# Extracted records start

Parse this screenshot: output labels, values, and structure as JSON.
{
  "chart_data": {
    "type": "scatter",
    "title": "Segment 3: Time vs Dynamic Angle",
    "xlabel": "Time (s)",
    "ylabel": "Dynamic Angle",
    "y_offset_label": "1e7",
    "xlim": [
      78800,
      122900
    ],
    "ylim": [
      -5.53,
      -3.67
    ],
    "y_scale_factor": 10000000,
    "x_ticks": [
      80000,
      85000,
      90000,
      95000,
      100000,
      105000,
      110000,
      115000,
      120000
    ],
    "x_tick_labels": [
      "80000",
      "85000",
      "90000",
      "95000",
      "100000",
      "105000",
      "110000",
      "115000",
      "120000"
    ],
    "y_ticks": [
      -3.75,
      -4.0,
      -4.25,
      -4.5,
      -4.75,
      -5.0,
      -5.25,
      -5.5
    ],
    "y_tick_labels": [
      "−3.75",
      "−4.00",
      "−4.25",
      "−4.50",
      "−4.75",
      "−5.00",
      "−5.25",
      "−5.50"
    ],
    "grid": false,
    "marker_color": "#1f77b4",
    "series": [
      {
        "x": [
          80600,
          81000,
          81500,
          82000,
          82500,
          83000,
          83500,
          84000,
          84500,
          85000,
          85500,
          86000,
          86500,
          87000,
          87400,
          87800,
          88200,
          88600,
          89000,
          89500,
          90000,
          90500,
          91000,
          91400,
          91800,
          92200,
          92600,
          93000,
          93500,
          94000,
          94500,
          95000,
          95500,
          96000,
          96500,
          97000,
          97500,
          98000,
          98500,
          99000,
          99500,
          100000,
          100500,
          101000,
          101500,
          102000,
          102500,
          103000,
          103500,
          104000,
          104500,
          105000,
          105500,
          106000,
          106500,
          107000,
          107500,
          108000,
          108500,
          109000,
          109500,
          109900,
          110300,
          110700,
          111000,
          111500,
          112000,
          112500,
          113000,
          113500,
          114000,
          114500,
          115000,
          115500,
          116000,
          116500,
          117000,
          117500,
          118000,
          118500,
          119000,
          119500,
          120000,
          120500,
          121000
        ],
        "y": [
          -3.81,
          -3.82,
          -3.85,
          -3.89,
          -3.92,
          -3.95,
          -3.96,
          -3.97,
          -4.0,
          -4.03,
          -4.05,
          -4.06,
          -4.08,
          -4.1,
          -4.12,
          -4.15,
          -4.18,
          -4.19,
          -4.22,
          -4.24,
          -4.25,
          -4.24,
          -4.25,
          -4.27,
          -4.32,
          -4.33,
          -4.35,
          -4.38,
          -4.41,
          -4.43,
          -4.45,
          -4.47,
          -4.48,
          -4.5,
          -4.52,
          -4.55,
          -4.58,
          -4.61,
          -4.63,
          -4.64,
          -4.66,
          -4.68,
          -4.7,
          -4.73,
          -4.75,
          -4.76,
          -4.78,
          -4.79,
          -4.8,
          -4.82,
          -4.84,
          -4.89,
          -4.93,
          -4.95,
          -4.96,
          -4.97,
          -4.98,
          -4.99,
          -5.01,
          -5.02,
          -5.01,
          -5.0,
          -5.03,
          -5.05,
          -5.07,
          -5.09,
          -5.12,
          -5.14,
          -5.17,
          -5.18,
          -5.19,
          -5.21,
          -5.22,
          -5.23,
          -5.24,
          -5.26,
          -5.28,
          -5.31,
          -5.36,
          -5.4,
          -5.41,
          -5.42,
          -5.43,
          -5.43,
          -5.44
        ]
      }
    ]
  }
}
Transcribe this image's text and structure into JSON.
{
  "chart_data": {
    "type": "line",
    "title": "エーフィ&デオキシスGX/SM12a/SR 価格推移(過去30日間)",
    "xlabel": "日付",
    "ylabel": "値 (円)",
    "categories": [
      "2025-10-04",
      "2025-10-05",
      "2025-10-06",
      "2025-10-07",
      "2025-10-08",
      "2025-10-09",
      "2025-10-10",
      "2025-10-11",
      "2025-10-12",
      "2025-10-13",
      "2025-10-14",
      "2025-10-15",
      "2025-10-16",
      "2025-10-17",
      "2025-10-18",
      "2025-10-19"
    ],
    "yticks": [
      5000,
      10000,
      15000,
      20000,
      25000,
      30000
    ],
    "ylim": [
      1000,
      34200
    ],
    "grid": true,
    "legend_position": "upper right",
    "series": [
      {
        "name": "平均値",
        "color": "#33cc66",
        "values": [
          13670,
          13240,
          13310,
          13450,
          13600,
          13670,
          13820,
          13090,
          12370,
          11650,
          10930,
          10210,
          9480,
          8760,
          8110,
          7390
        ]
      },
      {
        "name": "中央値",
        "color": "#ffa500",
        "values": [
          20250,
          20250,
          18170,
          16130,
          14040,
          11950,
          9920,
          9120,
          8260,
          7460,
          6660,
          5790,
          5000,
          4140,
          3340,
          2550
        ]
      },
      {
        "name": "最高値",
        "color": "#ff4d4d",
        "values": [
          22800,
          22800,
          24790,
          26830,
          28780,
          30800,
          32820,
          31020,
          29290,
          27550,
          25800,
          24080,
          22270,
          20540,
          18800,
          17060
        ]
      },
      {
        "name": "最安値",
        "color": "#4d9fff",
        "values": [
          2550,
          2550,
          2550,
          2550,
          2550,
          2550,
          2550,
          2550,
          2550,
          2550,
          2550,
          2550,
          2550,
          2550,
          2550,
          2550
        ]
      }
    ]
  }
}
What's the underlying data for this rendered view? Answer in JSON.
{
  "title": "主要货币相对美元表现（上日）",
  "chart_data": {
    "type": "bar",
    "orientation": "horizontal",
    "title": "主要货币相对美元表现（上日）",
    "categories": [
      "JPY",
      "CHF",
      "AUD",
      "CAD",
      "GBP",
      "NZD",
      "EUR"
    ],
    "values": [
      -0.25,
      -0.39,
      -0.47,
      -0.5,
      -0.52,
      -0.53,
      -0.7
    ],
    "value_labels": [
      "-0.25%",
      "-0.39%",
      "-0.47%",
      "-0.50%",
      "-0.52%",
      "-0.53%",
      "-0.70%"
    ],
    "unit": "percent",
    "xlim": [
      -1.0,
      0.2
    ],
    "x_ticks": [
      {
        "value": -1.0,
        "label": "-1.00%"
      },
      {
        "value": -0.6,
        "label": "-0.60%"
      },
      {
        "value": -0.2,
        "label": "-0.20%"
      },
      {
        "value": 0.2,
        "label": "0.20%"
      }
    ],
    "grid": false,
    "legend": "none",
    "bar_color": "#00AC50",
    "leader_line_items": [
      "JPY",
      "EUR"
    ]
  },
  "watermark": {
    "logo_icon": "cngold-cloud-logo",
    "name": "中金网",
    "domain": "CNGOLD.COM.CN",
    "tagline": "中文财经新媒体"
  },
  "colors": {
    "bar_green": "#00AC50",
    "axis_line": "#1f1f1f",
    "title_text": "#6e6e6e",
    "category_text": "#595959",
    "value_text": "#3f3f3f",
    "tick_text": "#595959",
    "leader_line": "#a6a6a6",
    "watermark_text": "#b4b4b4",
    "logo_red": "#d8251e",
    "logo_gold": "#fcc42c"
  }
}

# Extracted records end

• Your goal: Repeat each of the entries above precisely as given.

• Response for this exercise:
Parse this screenshot: output labels, values, and structure as JSON.
{
  "chart_data": {
    "type": "scatter",
    "title": "Segment 3: Time vs Dynamic Angle",
    "xlabel": "Time (s)",
    "ylabel": "Dynamic Angle",
    "y_offset_label": "1e7",
    "xlim": [
      78800,
      122900
    ],
    "ylim": [
      -5.53,
      -3.67
    ],
    "y_scale_factor": 10000000,
    "x_ticks": [
      80000,
      85000,
      90000,
      95000,
      100000,
      105000,
      110000,
      115000,
      120000
    ],
    "x_tick_labels": [
      "80000",
      "85000",
      "90000",
      "95000",
      "100000",
      "105000",
      "110000",
      "115000",
      "120000"
    ],
    "y_ticks": [
      -3.75,
      -4.0,
      -4.25,
      -4.5,
      -4.75,
      -5.0,
      -5.25,
      -5.5
    ],
    "y_tick_labels": [
      "−3.75",
      "−4.00",
      "−4.25",
      "−4.50",
      "−4.75",
      "−5.00",
      "−5.25",
      "−5.50"
    ],
    "grid": false,
    "marker_color": "#1f77b4",
    "series": [
      {
        "x": [
          80600,
          81000,
          81500,
          82000,
          82500,
          83000,
          83500,
          84000,
          84500,
          85000,
          85500,
          86000,
          86500,
          87000,
          87400,
          87800,
          88200,
          88600,
          89000,
          89500,
          90000,
          90500,
          91000,
          91400,
          91800,
          92200,
          92600,
          93000,
          93500,
          94000,
          94500,
          95000,
          95500,
          96000,
          96500,
          97000,
          97500,
          98000,
          98500,
          99000,
          99500,
          100000,
          100500,
          101000,
          101500,
          102000,
          102500,
          103000,
          103500,
          104000,
          104500,
          105000,
          105500,
          106000,
          106500,
          107000,
          107500,
          108000,
          108500,
          109000,
          109500,
          109900,
          110300,
          110700,
          111000,
          111500,
          112000,
          112500,
          113000,
          113500,
          114000,
          114500,
          115000,
          115500,
          116000,
          116500,
          117000,
          117500,
          118000,
          118500,
          119000,
          119500,
          120000,
          120500,
          121000
        ],
        "y": [
          -3.81,
          -3.82,
          -3.85,
          -3.89,
          -3.92,
          -3.95,
          -3.96,
          -3.97,
          -4.0,
          -4.03,
          -4.05,
          -4.06,
          -4.08,
          -4.1,
          -4.12,
          -4.15,
          -4.18,
          -4.19,
          -4.22,
          -4.24,
          -4.25,
          -4.24,
          -4.25,
          -4.27,
          -4.32,
          -4.33,
          -4.35,
          -4.38,
          -4.41,
          -4.43,
          -4.45,
          -4.47,
          -4.48,
          -4.5,
          -4.52,
          -4.55,
          -4.58,
          -4.61,
          -4.63,
          -4.64,
          -4.66,
          -4.68,
          -4.7,
          -4.73,
          -4.75,
          -4.76,
          -4.78,
          -4.79,
          -4.8,
          -4.82,
          -4.84,
          -4.89,
          -4.93,
          -4.95,
          -4.96,
          -4.97,
          -4.98,
          -4.99,
          -5.01,
          -5.02,
          -5.01,
          -5.0,
          -5.03,
          -5.05,
          -5.07,
          -5.09,
          -5.12,
          -5.14,
          -5.17,
          -5.18,
          -5.19,
          -5.21,
          -5.22,
          -5.23,
          -5.24,
          -5.26,
          -5.28,
          -5.31,
          -5.36,
          -5.4,
          -5.41,
          -5.42,
          -5.43,
          -5.43,
          -5.44
        ]
      }
    ]
  }
}
Transcribe this image's text and structure into JSON.
{
  "chart_data": {
    "type": "line",
    "title": "エーフィ&デオキシスGX/SM12a/SR 価格推移(過去30日間)",
    "xlabel": "日付",
    "ylabel": "値 (円)",
    "categories": [
      "2025-10-04",
      "2025-10-05",
      "2025-10-06",
      "2025-10-07",
      "2025-10-08",
      "2025-10-09",
      "2025-10-10",
      "2025-10-11",
      "2025-10-12",
      "2025-10-13",
      "2025-10-14",
      "2025-10-15",
      "2025-10-16",
      "2025-10-17",
      "2025-10-18",
      "2025-10-19"
    ],
    "yticks": [
      5000,
      10000,
      15000,
      20000,
      25000,
      30000
    ],
    "ylim": [
      1000,
      34200
    ],
    "grid": true,
    "legend_position": "upper right",
    "series": [
      {
        "name": "平均値",
        "color": "#33cc66",
        "values": [
          13670,
          13240,
          13310,
          13450,
          13600,
          13670,
          13820,
          13090,
          12370,
          11650,
          10930,
          10210,
          9480,
          8760,
          8110,
          7390
        ]
      },
      {
        "name": "中央値",
        "color": "#ffa500",
        "values": [
          20250,
          20250,
          18170,
          16130,
          14040,
          11950,
          9920,
          9120,
          8260,
          7460,
          6660,
          5790,
          5000,
          4140,
          3340,
          2550
        ]
      },
      {
        "name": "最高値",
        "color": "#ff4d4d",
        "values": [
          22800,
          22800,
          24790,
          26830,
          28780,
          30800,
          32820,
          31020,
          29290,
          27550,
          25800,
          24080,
          22270,
          20540,
          18800,
          17060
        ]
      },
      {
        "name": "最安値",
        "color": "#4d9fff",
        "values": [
          2550,
          2550,
          2550,
          2550,
          2550,
          2550,
          2550,
          2550,
          2550,
          2550,
          2550,
          2550,
          2550,
          2550,
          2550,
          2550
        ]
      }
    ]
  }
}
What's the underlying data for this rendered view? Answer in JSON.
{
  "title": "主要货币相对美元表现（上日）",
  "chart_data": {
    "type": "bar",
    "orientation": "horizontal",
    "title": "主要货币相对美元表现（上日）",
    "categories": [
      "JPY",
      "CHF",
      "AUD",
      "CAD",
      "GBP",
      "NZD",
      "EUR"
    ],
    "values": [
      -0.25,
      -0.39,
      -0.47,
      -0.5,
      -0.52,
      -0.53,
      -0.7
    ],
    "value_labels": [
      "-0.25%",
      "-0.39%",
      "-0.47%",
      "-0.50%",
      "-0.52%",
      "-0.53%",
      "-0.70%"
    ],
    "unit": "percent",
    "xlim": [
      -1.0,
      0.2
    ],
    "x_ticks": [
      {
        "value": -1.0,
        "label": "-1.00%"
      },
      {
        "value": -0.6,
        "label": "-0.60%"
      },
      {
        "value": -0.2,
        "label": "-0.20%"
      },
      {
        "value": 0.2,
        "label": "0.20%"
      }
    ],
    "grid": false,
    "legend": "none",
    "bar_color": "#00AC50",
    "leader_line_items": [
      "JPY",
      "EUR"
    ]
  },
  "watermark": {
    "logo_icon": "cngold-cloud-logo",
    "name": "中金网",
    "domain": "CNGOLD.COM.CN",
    "tagline": "中文财经新媒体"
  },
  "colors": {
    "bar_green": "#00AC50",
    "axis_line": "#1f1f1f",
    "title_text": "#6e6e6e",
    "category_text": "#595959",
    "value_text": "#3f3f3f",
    "tick_text": "#595959",
    "leader_line": "#a6a6a6",
    "watermark_text": "#b4b4b4",
    "logo_red": "#d8251e",
    "logo_gold": "#fcc42c"
  }
}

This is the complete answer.